* _What you have to do_: Repeat the listing that follows, character for character, minus the pictures.

* _Dataset excerpts_:
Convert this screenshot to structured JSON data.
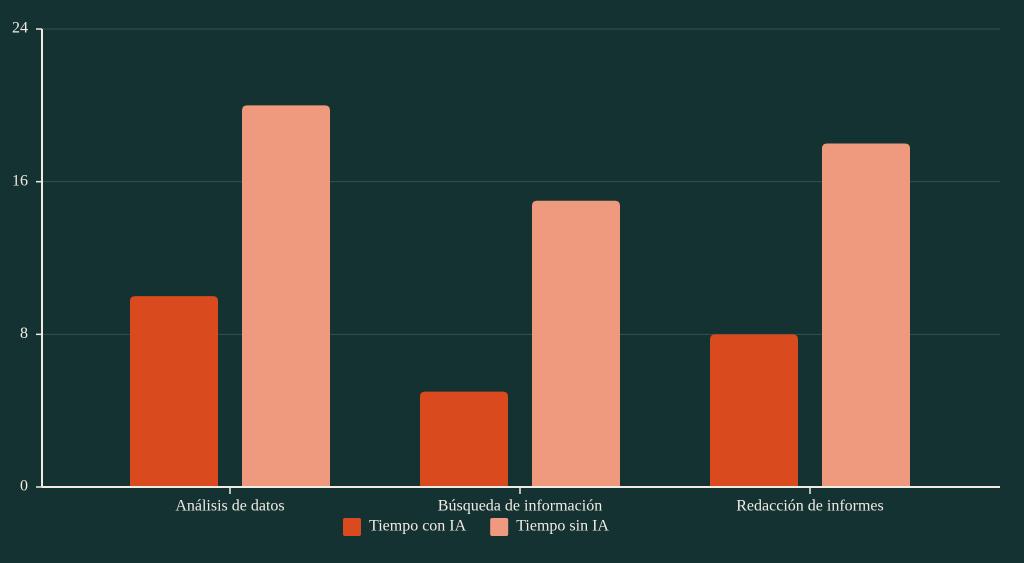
{
  "chart_data": {
    "type": "bar",
    "categories": [
      "Análisis de datos",
      "Búsqueda de información",
      "Redacción de informes"
    ],
    "series": [
      {
        "name": "Tiempo con IA",
        "color": "#d94a1e",
        "values": [
          10,
          5,
          8
        ]
      },
      {
        "name": "Tiempo sin IA",
        "color": "#ef9a7e",
        "values": [
          20,
          15,
          18
        ]
      }
    ],
    "ylim": [
      0,
      24
    ],
    "yticks": [
      0,
      8,
      16,
      24
    ],
    "grid": true,
    "legend": "bottom"
  }
}
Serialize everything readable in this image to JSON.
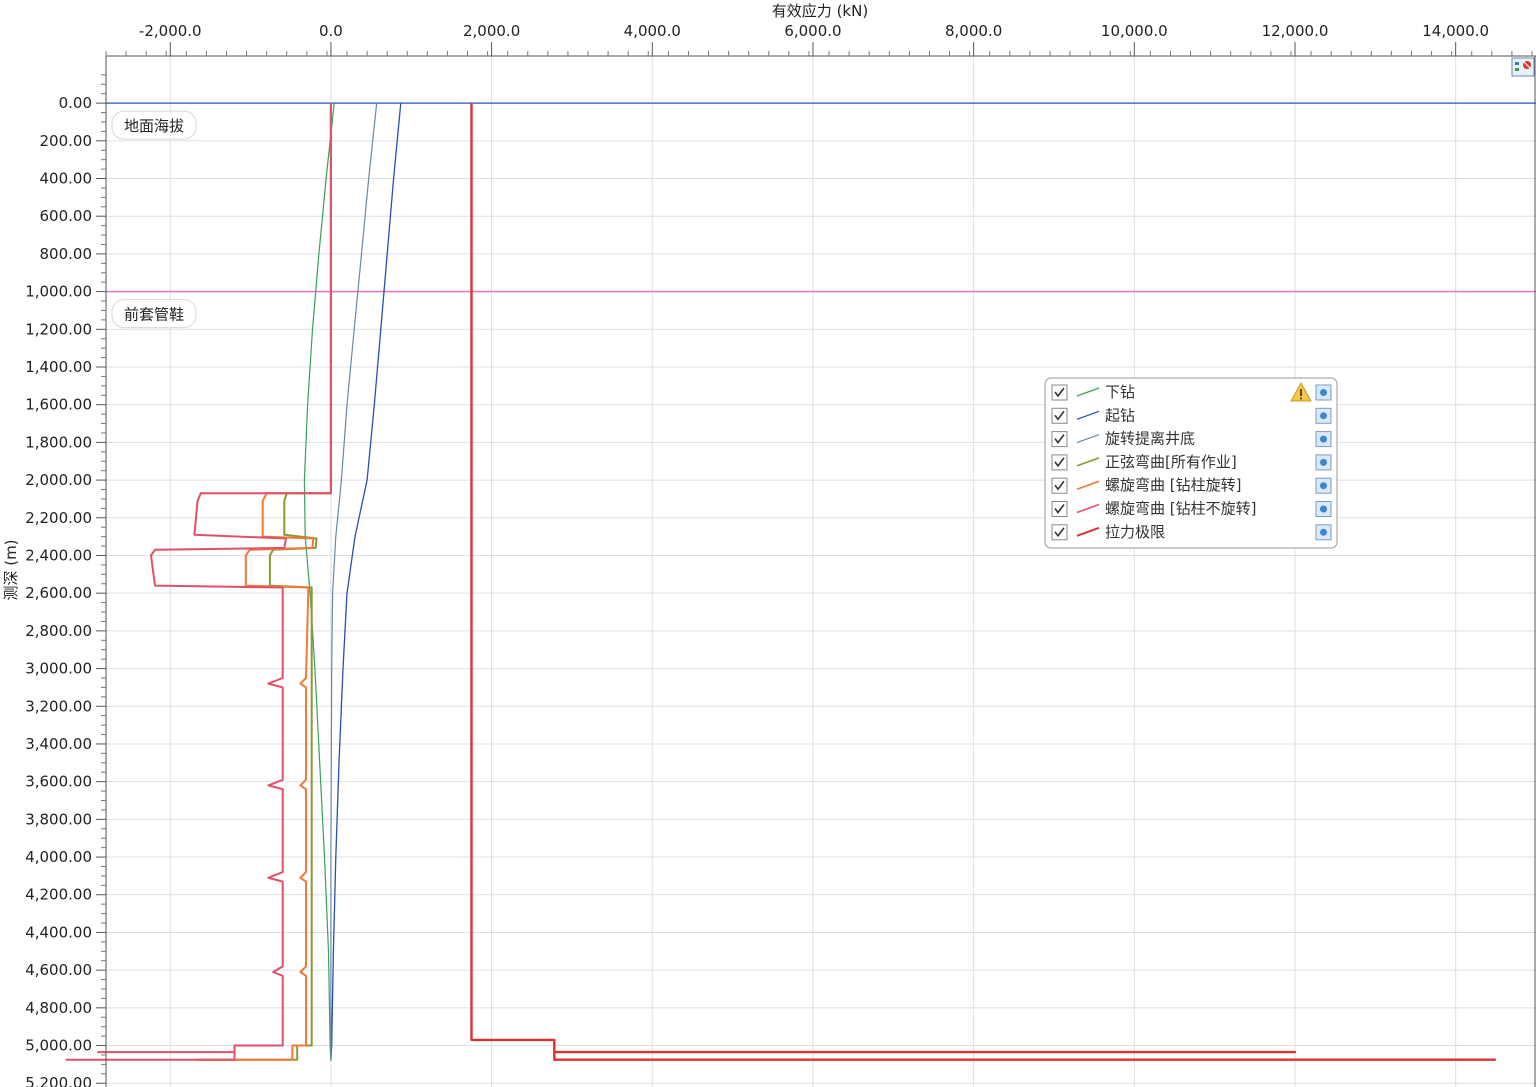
{
  "chart_data": {
    "type": "line",
    "xlabel": "有效应力 (kN)",
    "ylabel": "测深 (m)",
    "xlim": [
      -2800,
      15000
    ],
    "ylim": [
      -250,
      5220
    ],
    "x_ticks": [
      -2000,
      0,
      2000,
      4000,
      6000,
      8000,
      10000,
      12000,
      14000
    ],
    "x_tick_labels": [
      "-2,000.0",
      "0.0",
      "2,000.0",
      "4,000.0",
      "6,000.0",
      "8,000.0",
      "10,000.0",
      "12,000.0",
      "14,000.0"
    ],
    "y_ticks": [
      0,
      200,
      400,
      600,
      800,
      1000,
      1200,
      1400,
      1600,
      1800,
      2000,
      2200,
      2400,
      2600,
      2800,
      3000,
      3200,
      3400,
      3600,
      3800,
      4000,
      4200,
      4400,
      4600,
      4800,
      5000,
      5200
    ],
    "y_tick_labels": [
      "0.00",
      "200.00",
      "400.00",
      "600.00",
      "800.00",
      "1,000.00",
      "1,200.00",
      "1,400.00",
      "1,600.00",
      "1,800.00",
      "2,000.00",
      "2,200.00",
      "2,400.00",
      "2,600.00",
      "2,800.00",
      "3,000.00",
      "3,200.00",
      "3,400.00",
      "3,600.00",
      "3,800.00",
      "4,000.00",
      "4,200.00",
      "4,400.00",
      "4,600.00",
      "4,800.00",
      "5,000.00",
      "5,200.00"
    ],
    "grid": true,
    "legend_position": "right-middle",
    "markers": [
      {
        "label": "地面海拔",
        "depth": 0,
        "color": "#4a6fc4"
      },
      {
        "label": "前套管鞋",
        "depth": 1000,
        "color": "#e080c8"
      }
    ],
    "series": [
      {
        "name": "下钻",
        "color": "#3aa05a",
        "width": 1.2,
        "points": [
          [
            40,
            0
          ],
          [
            -60,
            400
          ],
          [
            -150,
            800
          ],
          [
            -230,
            1200
          ],
          [
            -290,
            1600
          ],
          [
            -330,
            2000
          ],
          [
            -320,
            2300
          ],
          [
            -260,
            2600
          ],
          [
            -200,
            3000
          ],
          [
            -140,
            3500
          ],
          [
            -80,
            4000
          ],
          [
            -30,
            4500
          ],
          [
            -10,
            5000
          ],
          [
            0,
            5080
          ]
        ]
      },
      {
        "name": "起钻",
        "color": "#2850b0",
        "width": 1.3,
        "points": [
          [
            870,
            0
          ],
          [
            780,
            400
          ],
          [
            700,
            800
          ],
          [
            620,
            1200
          ],
          [
            540,
            1600
          ],
          [
            450,
            2000
          ],
          [
            300,
            2300
          ],
          [
            200,
            2600
          ],
          [
            150,
            3000
          ],
          [
            100,
            3500
          ],
          [
            60,
            4000
          ],
          [
            30,
            4500
          ],
          [
            10,
            5000
          ],
          [
            0,
            5080
          ]
        ]
      },
      {
        "name": "旋转提离井底",
        "color": "#6a88a8",
        "width": 1.2,
        "points": [
          [
            570,
            0
          ],
          [
            470,
            400
          ],
          [
            380,
            800
          ],
          [
            290,
            1200
          ],
          [
            200,
            1600
          ],
          [
            130,
            2000
          ],
          [
            60,
            2300
          ],
          [
            20,
            2600
          ],
          [
            10,
            3000
          ],
          [
            0,
            4000
          ],
          [
            0,
            5080
          ]
        ]
      },
      {
        "name": "正弦弯曲[所有作业]",
        "color": "#8a9a30",
        "width": 2.0,
        "points": [
          [
            0,
            0
          ],
          [
            0,
            2070
          ],
          [
            -550,
            2070
          ],
          [
            -580,
            2110
          ],
          [
            -580,
            2290
          ],
          [
            -180,
            2310
          ],
          [
            -190,
            2360
          ],
          [
            -720,
            2370
          ],
          [
            -760,
            2400
          ],
          [
            -760,
            2560
          ],
          [
            -240,
            2570
          ],
          [
            -240,
            3200
          ],
          [
            -240,
            4500
          ],
          [
            -240,
            5000
          ],
          [
            -420,
            5000
          ],
          [
            -420,
            5075
          ],
          [
            -1650,
            5075
          ]
        ]
      },
      {
        "name": "螺旋弯曲 [钻柱旋转]",
        "color": "#f07838",
        "width": 2.0,
        "points": [
          [
            0,
            0
          ],
          [
            0,
            2070
          ],
          [
            -800,
            2070
          ],
          [
            -850,
            2110
          ],
          [
            -850,
            2300
          ],
          [
            -220,
            2310
          ],
          [
            -230,
            2360
          ],
          [
            -1010,
            2370
          ],
          [
            -1060,
            2400
          ],
          [
            -1060,
            2560
          ],
          [
            -280,
            2570
          ],
          [
            -310,
            3050
          ],
          [
            -380,
            3080
          ],
          [
            -310,
            3100
          ],
          [
            -310,
            3590
          ],
          [
            -380,
            3620
          ],
          [
            -310,
            3640
          ],
          [
            -310,
            4080
          ],
          [
            -380,
            4110
          ],
          [
            -310,
            4130
          ],
          [
            -310,
            4580
          ],
          [
            -380,
            4610
          ],
          [
            -310,
            4630
          ],
          [
            -310,
            5000
          ],
          [
            -480,
            5000
          ],
          [
            -480,
            5075
          ],
          [
            -1680,
            5075
          ]
        ]
      },
      {
        "name": "螺旋弯曲 [钻柱不旋转]",
        "color": "#e05068",
        "width": 2.0,
        "points": [
          [
            0,
            0
          ],
          [
            0,
            2070
          ],
          [
            -1620,
            2070
          ],
          [
            -1660,
            2110
          ],
          [
            -1700,
            2290
          ],
          [
            -560,
            2310
          ],
          [
            -580,
            2360
          ],
          [
            -2190,
            2370
          ],
          [
            -2240,
            2400
          ],
          [
            -2190,
            2560
          ],
          [
            -600,
            2570
          ],
          [
            -600,
            3050
          ],
          [
            -780,
            3080
          ],
          [
            -600,
            3100
          ],
          [
            -600,
            3590
          ],
          [
            -780,
            3620
          ],
          [
            -600,
            3640
          ],
          [
            -600,
            4080
          ],
          [
            -780,
            4110
          ],
          [
            -600,
            4130
          ],
          [
            -600,
            4580
          ],
          [
            -720,
            4610
          ],
          [
            -600,
            4630
          ],
          [
            -600,
            5000
          ],
          [
            -1200,
            5000
          ],
          [
            -1200,
            5035
          ],
          [
            -2900,
            5035
          ],
          [
            -1200,
            5035
          ],
          [
            -1200,
            5075
          ],
          [
            -3300,
            5075
          ]
        ]
      },
      {
        "name": "拉力极限",
        "color": "#e03030",
        "width": 2.4,
        "points": [
          [
            1750,
            0
          ],
          [
            1750,
            4970
          ],
          [
            2780,
            4970
          ],
          [
            2780,
            5035
          ],
          [
            12000,
            5035
          ],
          [
            2780,
            5035
          ],
          [
            2780,
            5075
          ],
          [
            14500,
            5075
          ]
        ]
      }
    ]
  }
}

* _Task solution_:
Convert this screenshot to structured JSON data.
{
  "chart_data": {
    "type": "bar",
    "categories": [
      "Análisis de datos",
      "Búsqueda de información",
      "Redacción de informes"
    ],
    "series": [
      {
        "name": "Tiempo con IA",
        "color": "#d94a1e",
        "values": [
          10,
          5,
          8
        ]
      },
      {
        "name": "Tiempo sin IA",
        "color": "#ef9a7e",
        "values": [
          20,
          15,
          18
        ]
      }
    ],
    "ylim": [
      0,
      24
    ],
    "yticks": [
      0,
      8,
      16,
      24
    ],
    "grid": true,
    "legend": "bottom"
  }
}
Serialize everything readable in this image to JSON.
{
  "chart_data": {
    "type": "line",
    "xlabel": "有效应力 (kN)",
    "ylabel": "测深 (m)",
    "xlim": [
      -2800,
      15000
    ],
    "ylim": [
      -250,
      5220
    ],
    "x_ticks": [
      -2000,
      0,
      2000,
      4000,
      6000,
      8000,
      10000,
      12000,
      14000
    ],
    "x_tick_labels": [
      "-2,000.0",
      "0.0",
      "2,000.0",
      "4,000.0",
      "6,000.0",
      "8,000.0",
      "10,000.0",
      "12,000.0",
      "14,000.0"
    ],
    "y_ticks": [
      0,
      200,
      400,
      600,
      800,
      1000,
      1200,
      1400,
      1600,
      1800,
      2000,
      2200,
      2400,
      2600,
      2800,
      3000,
      3200,
      3400,
      3600,
      3800,
      4000,
      4200,
      4400,
      4600,
      4800,
      5000,
      5200
    ],
    "y_tick_labels": [
      "0.00",
      "200.00",
      "400.00",
      "600.00",
      "800.00",
      "1,000.00",
      "1,200.00",
      "1,400.00",
      "1,600.00",
      "1,800.00",
      "2,000.00",
      "2,200.00",
      "2,400.00",
      "2,600.00",
      "2,800.00",
      "3,000.00",
      "3,200.00",
      "3,400.00",
      "3,600.00",
      "3,800.00",
      "4,000.00",
      "4,200.00",
      "4,400.00",
      "4,600.00",
      "4,800.00",
      "5,000.00",
      "5,200.00"
    ],
    "grid": true,
    "legend_position": "right-middle",
    "markers": [
      {
        "label": "地面海拔",
        "depth": 0,
        "color": "#4a6fc4"
      },
      {
        "label": "前套管鞋",
        "depth": 1000,
        "color": "#e080c8"
      }
    ],
    "series": [
      {
        "name": "下钻",
        "color": "#3aa05a",
        "width": 1.2,
        "points": [
          [
            40,
            0
          ],
          [
            -60,
            400
          ],
          [
            -150,
            800
          ],
          [
            -230,
            1200
          ],
          [
            -290,
            1600
          ],
          [
            -330,
            2000
          ],
          [
            -320,
            2300
          ],
          [
            -260,
            2600
          ],
          [
            -200,
            3000
          ],
          [
            -140,
            3500
          ],
          [
            -80,
            4000
          ],
          [
            -30,
            4500
          ],
          [
            -10,
            5000
          ],
          [
            0,
            5080
          ]
        ]
      },
      {
        "name": "起钻",
        "color": "#2850b0",
        "width": 1.3,
        "points": [
          [
            870,
            0
          ],
          [
            780,
            400
          ],
          [
            700,
            800
          ],
          [
            620,
            1200
          ],
          [
            540,
            1600
          ],
          [
            450,
            2000
          ],
          [
            300,
            2300
          ],
          [
            200,
            2600
          ],
          [
            150,
            3000
          ],
          [
            100,
            3500
          ],
          [
            60,
            4000
          ],
          [
            30,
            4500
          ],
          [
            10,
            5000
          ],
          [
            0,
            5080
          ]
        ]
      },
      {
        "name": "旋转提离井底",
        "color": "#6a88a8",
        "width": 1.2,
        "points": [
          [
            570,
            0
          ],
          [
            470,
            400
          ],
          [
            380,
            800
          ],
          [
            290,
            1200
          ],
          [
            200,
            1600
          ],
          [
            130,
            2000
          ],
          [
            60,
            2300
          ],
          [
            20,
            2600
          ],
          [
            10,
            3000
          ],
          [
            0,
            4000
          ],
          [
            0,
            5080
          ]
        ]
      },
      {
        "name": "正弦弯曲[所有作业]",
        "color": "#8a9a30",
        "width": 2.0,
        "points": [
          [
            0,
            0
          ],
          [
            0,
            2070
          ],
          [
            -550,
            2070
          ],
          [
            -580,
            2110
          ],
          [
            -580,
            2290
          ],
          [
            -180,
            2310
          ],
          [
            -190,
            2360
          ],
          [
            -720,
            2370
          ],
          [
            -760,
            2400
          ],
          [
            -760,
            2560
          ],
          [
            -240,
            2570
          ],
          [
            -240,
            3200
          ],
          [
            -240,
            4500
          ],
          [
            -240,
            5000
          ],
          [
            -420,
            5000
          ],
          [
            -420,
            5075
          ],
          [
            -1650,
            5075
          ]
        ]
      },
      {
        "name": "螺旋弯曲 [钻柱旋转]",
        "color": "#f07838",
        "width": 2.0,
        "points": [
          [
            0,
            0
          ],
          [
            0,
            2070
          ],
          [
            -800,
            2070
          ],
          [
            -850,
            2110
          ],
          [
            -850,
            2300
          ],
          [
            -220,
            2310
          ],
          [
            -230,
            2360
          ],
          [
            -1010,
            2370
          ],
          [
            -1060,
            2400
          ],
          [
            -1060,
            2560
          ],
          [
            -280,
            2570
          ],
          [
            -310,
            3050
          ],
          [
            -380,
            3080
          ],
          [
            -310,
            3100
          ],
          [
            -310,
            3590
          ],
          [
            -380,
            3620
          ],
          [
            -310,
            3640
          ],
          [
            -310,
            4080
          ],
          [
            -380,
            4110
          ],
          [
            -310,
            4130
          ],
          [
            -310,
            4580
          ],
          [
            -380,
            4610
          ],
          [
            -310,
            4630
          ],
          [
            -310,
            5000
          ],
          [
            -480,
            5000
          ],
          [
            -480,
            5075
          ],
          [
            -1680,
            5075
          ]
        ]
      },
      {
        "name": "螺旋弯曲 [钻柱不旋转]",
        "color": "#e05068",
        "width": 2.0,
        "points": [
          [
            0,
            0
          ],
          [
            0,
            2070
          ],
          [
            -1620,
            2070
          ],
          [
            -1660,
            2110
          ],
          [
            -1700,
            2290
          ],
          [
            -560,
            2310
          ],
          [
            -580,
            2360
          ],
          [
            -2190,
            2370
          ],
          [
            -2240,
            2400
          ],
          [
            -2190,
            2560
          ],
          [
            -600,
            2570
          ],
          [
            -600,
            3050
          ],
          [
            -780,
            3080
          ],
          [
            -600,
            3100
          ],
          [
            -600,
            3590
          ],
          [
            -780,
            3620
          ],
          [
            -600,
            3640
          ],
          [
            -600,
            4080
          ],
          [
            -780,
            4110
          ],
          [
            -600,
            4130
          ],
          [
            -600,
            4580
          ],
          [
            -720,
            4610
          ],
          [
            -600,
            4630
          ],
          [
            -600,
            5000
          ],
          [
            -1200,
            5000
          ],
          [
            -1200,
            5035
          ],
          [
            -2900,
            5035
          ],
          [
            -1200,
            5035
          ],
          [
            -1200,
            5075
          ],
          [
            -3300,
            5075
          ]
        ]
      },
      {
        "name": "拉力极限",
        "color": "#e03030",
        "width": 2.4,
        "points": [
          [
            1750,
            0
          ],
          [
            1750,
            4970
          ],
          [
            2780,
            4970
          ],
          [
            2780,
            5035
          ],
          [
            12000,
            5035
          ],
          [
            2780,
            5035
          ],
          [
            2780,
            5075
          ],
          [
            14500,
            5075
          ]
        ]
      }
    ]
  }
}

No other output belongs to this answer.